• _Listed records_:
========================================================================
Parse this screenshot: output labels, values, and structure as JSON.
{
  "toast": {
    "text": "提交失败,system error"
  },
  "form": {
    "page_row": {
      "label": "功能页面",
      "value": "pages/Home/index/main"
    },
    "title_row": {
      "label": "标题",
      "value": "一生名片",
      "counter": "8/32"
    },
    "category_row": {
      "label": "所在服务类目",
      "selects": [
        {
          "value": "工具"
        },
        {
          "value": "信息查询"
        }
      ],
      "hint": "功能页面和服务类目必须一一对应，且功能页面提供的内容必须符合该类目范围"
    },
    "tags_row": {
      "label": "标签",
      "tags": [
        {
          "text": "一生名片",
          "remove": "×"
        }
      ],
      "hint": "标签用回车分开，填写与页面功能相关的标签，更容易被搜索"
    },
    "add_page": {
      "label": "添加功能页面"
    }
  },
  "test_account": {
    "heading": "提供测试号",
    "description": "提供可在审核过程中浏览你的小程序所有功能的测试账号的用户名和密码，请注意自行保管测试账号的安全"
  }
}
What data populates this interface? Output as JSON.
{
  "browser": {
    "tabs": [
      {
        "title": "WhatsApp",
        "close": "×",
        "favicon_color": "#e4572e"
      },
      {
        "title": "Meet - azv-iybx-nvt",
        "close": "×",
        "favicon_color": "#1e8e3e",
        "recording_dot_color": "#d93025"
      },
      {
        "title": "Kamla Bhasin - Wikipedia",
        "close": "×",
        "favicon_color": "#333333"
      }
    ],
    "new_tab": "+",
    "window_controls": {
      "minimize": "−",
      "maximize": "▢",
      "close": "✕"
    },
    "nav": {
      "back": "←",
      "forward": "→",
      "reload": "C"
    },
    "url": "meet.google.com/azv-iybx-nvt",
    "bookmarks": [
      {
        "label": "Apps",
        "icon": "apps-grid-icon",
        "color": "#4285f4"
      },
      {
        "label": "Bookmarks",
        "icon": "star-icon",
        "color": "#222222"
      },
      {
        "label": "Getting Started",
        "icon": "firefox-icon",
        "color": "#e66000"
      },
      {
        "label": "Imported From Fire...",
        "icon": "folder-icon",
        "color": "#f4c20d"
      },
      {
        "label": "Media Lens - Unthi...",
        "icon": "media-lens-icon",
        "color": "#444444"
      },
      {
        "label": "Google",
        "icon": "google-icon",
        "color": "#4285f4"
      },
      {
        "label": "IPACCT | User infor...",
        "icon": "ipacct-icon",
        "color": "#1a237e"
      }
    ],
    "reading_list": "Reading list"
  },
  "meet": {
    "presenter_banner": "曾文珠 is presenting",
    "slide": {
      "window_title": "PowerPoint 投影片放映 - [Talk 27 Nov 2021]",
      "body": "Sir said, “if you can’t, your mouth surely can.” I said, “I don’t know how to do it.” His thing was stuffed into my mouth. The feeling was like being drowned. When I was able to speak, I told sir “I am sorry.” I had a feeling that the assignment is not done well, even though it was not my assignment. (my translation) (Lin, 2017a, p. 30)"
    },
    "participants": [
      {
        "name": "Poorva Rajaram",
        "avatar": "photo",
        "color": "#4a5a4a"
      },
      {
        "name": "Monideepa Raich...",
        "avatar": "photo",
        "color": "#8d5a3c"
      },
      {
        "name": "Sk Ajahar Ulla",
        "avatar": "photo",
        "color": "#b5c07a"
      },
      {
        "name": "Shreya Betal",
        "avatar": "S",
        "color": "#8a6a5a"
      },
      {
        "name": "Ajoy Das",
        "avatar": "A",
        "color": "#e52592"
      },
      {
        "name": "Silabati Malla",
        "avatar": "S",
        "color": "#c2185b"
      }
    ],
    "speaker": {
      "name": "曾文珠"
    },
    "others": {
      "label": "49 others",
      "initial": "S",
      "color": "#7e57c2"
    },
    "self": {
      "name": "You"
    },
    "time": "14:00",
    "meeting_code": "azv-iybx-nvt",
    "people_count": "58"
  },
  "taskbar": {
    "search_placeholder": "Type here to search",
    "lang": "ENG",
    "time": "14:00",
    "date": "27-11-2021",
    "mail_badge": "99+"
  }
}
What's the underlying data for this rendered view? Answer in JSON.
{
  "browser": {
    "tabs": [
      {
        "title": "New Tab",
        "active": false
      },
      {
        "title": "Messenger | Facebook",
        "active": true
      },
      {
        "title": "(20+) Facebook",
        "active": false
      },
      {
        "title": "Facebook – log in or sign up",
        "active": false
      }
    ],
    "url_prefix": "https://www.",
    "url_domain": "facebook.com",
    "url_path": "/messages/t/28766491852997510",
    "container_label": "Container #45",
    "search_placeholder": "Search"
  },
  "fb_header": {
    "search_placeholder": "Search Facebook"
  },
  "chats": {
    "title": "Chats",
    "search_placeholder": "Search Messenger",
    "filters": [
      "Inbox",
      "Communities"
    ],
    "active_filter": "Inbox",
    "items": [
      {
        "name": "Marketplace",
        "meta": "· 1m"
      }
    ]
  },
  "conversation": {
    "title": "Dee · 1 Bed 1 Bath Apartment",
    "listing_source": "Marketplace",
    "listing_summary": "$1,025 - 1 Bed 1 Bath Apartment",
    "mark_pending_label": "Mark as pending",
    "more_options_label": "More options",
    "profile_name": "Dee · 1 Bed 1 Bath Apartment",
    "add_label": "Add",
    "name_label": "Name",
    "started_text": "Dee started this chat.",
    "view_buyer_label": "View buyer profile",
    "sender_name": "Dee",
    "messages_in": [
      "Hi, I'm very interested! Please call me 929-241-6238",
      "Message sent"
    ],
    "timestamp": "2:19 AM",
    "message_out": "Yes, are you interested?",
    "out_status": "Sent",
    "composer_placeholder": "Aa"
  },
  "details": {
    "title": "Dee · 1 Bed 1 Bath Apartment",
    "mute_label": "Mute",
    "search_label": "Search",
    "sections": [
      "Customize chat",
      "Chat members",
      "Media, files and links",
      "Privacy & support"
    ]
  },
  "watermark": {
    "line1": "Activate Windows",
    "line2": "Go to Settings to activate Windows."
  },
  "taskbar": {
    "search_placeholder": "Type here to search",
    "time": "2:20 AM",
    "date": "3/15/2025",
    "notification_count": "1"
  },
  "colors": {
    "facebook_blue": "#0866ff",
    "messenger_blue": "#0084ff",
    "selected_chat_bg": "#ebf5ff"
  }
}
========================================================================
• _Problem details_: Copy every line exactly. Leave nothing out.

• _Written solution_:
Parse this screenshot: output labels, values, and structure as JSON.
{
  "toast": {
    "text": "提交失败,system error"
  },
  "form": {
    "page_row": {
      "label": "功能页面",
      "value": "pages/Home/index/main"
    },
    "title_row": {
      "label": "标题",
      "value": "一生名片",
      "counter": "8/32"
    },
    "category_row": {
      "label": "所在服务类目",
      "selects": [
        {
          "value": "工具"
        },
        {
          "value": "信息查询"
        }
      ],
      "hint": "功能页面和服务类目必须一一对应，且功能页面提供的内容必须符合该类目范围"
    },
    "tags_row": {
      "label": "标签",
      "tags": [
        {
          "text": "一生名片",
          "remove": "×"
        }
      ],
      "hint": "标签用回车分开，填写与页面功能相关的标签，更容易被搜索"
    },
    "add_page": {
      "label": "添加功能页面"
    }
  },
  "test_account": {
    "heading": "提供测试号",
    "description": "提供可在审核过程中浏览你的小程序所有功能的测试账号的用户名和密码，请注意自行保管测试账号的安全"
  }
}
What data populates this interface? Output as JSON.
{
  "browser": {
    "tabs": [
      {
        "title": "WhatsApp",
        "close": "×",
        "favicon_color": "#e4572e"
      },
      {
        "title": "Meet - azv-iybx-nvt",
        "close": "×",
        "favicon_color": "#1e8e3e",
        "recording_dot_color": "#d93025"
      },
      {
        "title": "Kamla Bhasin - Wikipedia",
        "close": "×",
        "favicon_color": "#333333"
      }
    ],
    "new_tab": "+",
    "window_controls": {
      "minimize": "−",
      "maximize": "▢",
      "close": "✕"
    },
    "nav": {
      "back": "←",
      "forward": "→",
      "reload": "C"
    },
    "url": "meet.google.com/azv-iybx-nvt",
    "bookmarks": [
      {
        "label": "Apps",
        "icon": "apps-grid-icon",
        "color": "#4285f4"
      },
      {
        "label": "Bookmarks",
        "icon": "star-icon",
        "color": "#222222"
      },
      {
        "label": "Getting Started",
        "icon": "firefox-icon",
        "color": "#e66000"
      },
      {
        "label": "Imported From Fire...",
        "icon": "folder-icon",
        "color": "#f4c20d"
      },
      {
        "label": "Media Lens - Unthi...",
        "icon": "media-lens-icon",
        "color": "#444444"
      },
      {
        "label": "Google",
        "icon": "google-icon",
        "color": "#4285f4"
      },
      {
        "label": "IPACCT | User infor...",
        "icon": "ipacct-icon",
        "color": "#1a237e"
      }
    ],
    "reading_list": "Reading list"
  },
  "meet": {
    "presenter_banner": "曾文珠 is presenting",
    "slide": {
      "window_title": "PowerPoint 投影片放映 - [Talk 27 Nov 2021]",
      "body": "Sir said, “if you can’t, your mouth surely can.” I said, “I don’t know how to do it.” His thing was stuffed into my mouth. The feeling was like being drowned. When I was able to speak, I told sir “I am sorry.” I had a feeling that the assignment is not done well, even though it was not my assignment. (my translation) (Lin, 2017a, p. 30)"
    },
    "participants": [
      {
        "name": "Poorva Rajaram",
        "avatar": "photo",
        "color": "#4a5a4a"
      },
      {
        "name": "Monideepa Raich...",
        "avatar": "photo",
        "color": "#8d5a3c"
      },
      {
        "name": "Sk Ajahar Ulla",
        "avatar": "photo",
        "color": "#b5c07a"
      },
      {
        "name": "Shreya Betal",
        "avatar": "S",
        "color": "#8a6a5a"
      },
      {
        "name": "Ajoy Das",
        "avatar": "A",
        "color": "#e52592"
      },
      {
        "name": "Silabati Malla",
        "avatar": "S",
        "color": "#c2185b"
      }
    ],
    "speaker": {
      "name": "曾文珠"
    },
    "others": {
      "label": "49 others",
      "initial": "S",
      "color": "#7e57c2"
    },
    "self": {
      "name": "You"
    },
    "time": "14:00",
    "meeting_code": "azv-iybx-nvt",
    "people_count": "58"
  },
  "taskbar": {
    "search_placeholder": "Type here to search",
    "lang": "ENG",
    "time": "14:00",
    "date": "27-11-2021",
    "mail_badge": "99+"
  }
}
What's the underlying data for this rendered view? Answer in JSON.
{
  "browser": {
    "tabs": [
      {
        "title": "New Tab",
        "active": false
      },
      {
        "title": "Messenger | Facebook",
        "active": true
      },
      {
        "title": "(20+) Facebook",
        "active": false
      },
      {
        "title": "Facebook – log in or sign up",
        "active": false
      }
    ],
    "url_prefix": "https://www.",
    "url_domain": "facebook.com",
    "url_path": "/messages/t/28766491852997510",
    "container_label": "Container #45",
    "search_placeholder": "Search"
  },
  "fb_header": {
    "search_placeholder": "Search Facebook"
  },
  "chats": {
    "title": "Chats",
    "search_placeholder": "Search Messenger",
    "filters": [
      "Inbox",
      "Communities"
    ],
    "active_filter": "Inbox",
    "items": [
      {
        "name": "Marketplace",
        "meta": "· 1m"
      }
    ]
  },
  "conversation": {
    "title": "Dee · 1 Bed 1 Bath Apartment",
    "listing_source": "Marketplace",
    "listing_summary": "$1,025 - 1 Bed 1 Bath Apartment",
    "mark_pending_label": "Mark as pending",
    "more_options_label": "More options",
    "profile_name": "Dee · 1 Bed 1 Bath Apartment",
    "add_label": "Add",
    "name_label": "Name",
    "started_text": "Dee started this chat.",
    "view_buyer_label": "View buyer profile",
    "sender_name": "Dee",
    "messages_in": [
      "Hi, I'm very interested! Please call me 929-241-6238",
      "Message sent"
    ],
    "timestamp": "2:19 AM",
    "message_out": "Yes, are you interested?",
    "out_status": "Sent",
    "composer_placeholder": "Aa"
  },
  "details": {
    "title": "Dee · 1 Bed 1 Bath Apartment",
    "mute_label": "Mute",
    "search_label": "Search",
    "sections": [
      "Customize chat",
      "Chat members",
      "Media, files and links",
      "Privacy & support"
    ]
  },
  "watermark": {
    "line1": "Activate Windows",
    "line2": "Go to Settings to activate Windows."
  },
  "taskbar": {
    "search_placeholder": "Type here to search",
    "time": "2:20 AM",
    "date": "3/15/2025",
    "notification_count": "1"
  },
  "colors": {
    "facebook_blue": "#0866ff",
    "messenger_blue": "#0084ff",
    "selected_chat_bg": "#ebf5ff"
  }
}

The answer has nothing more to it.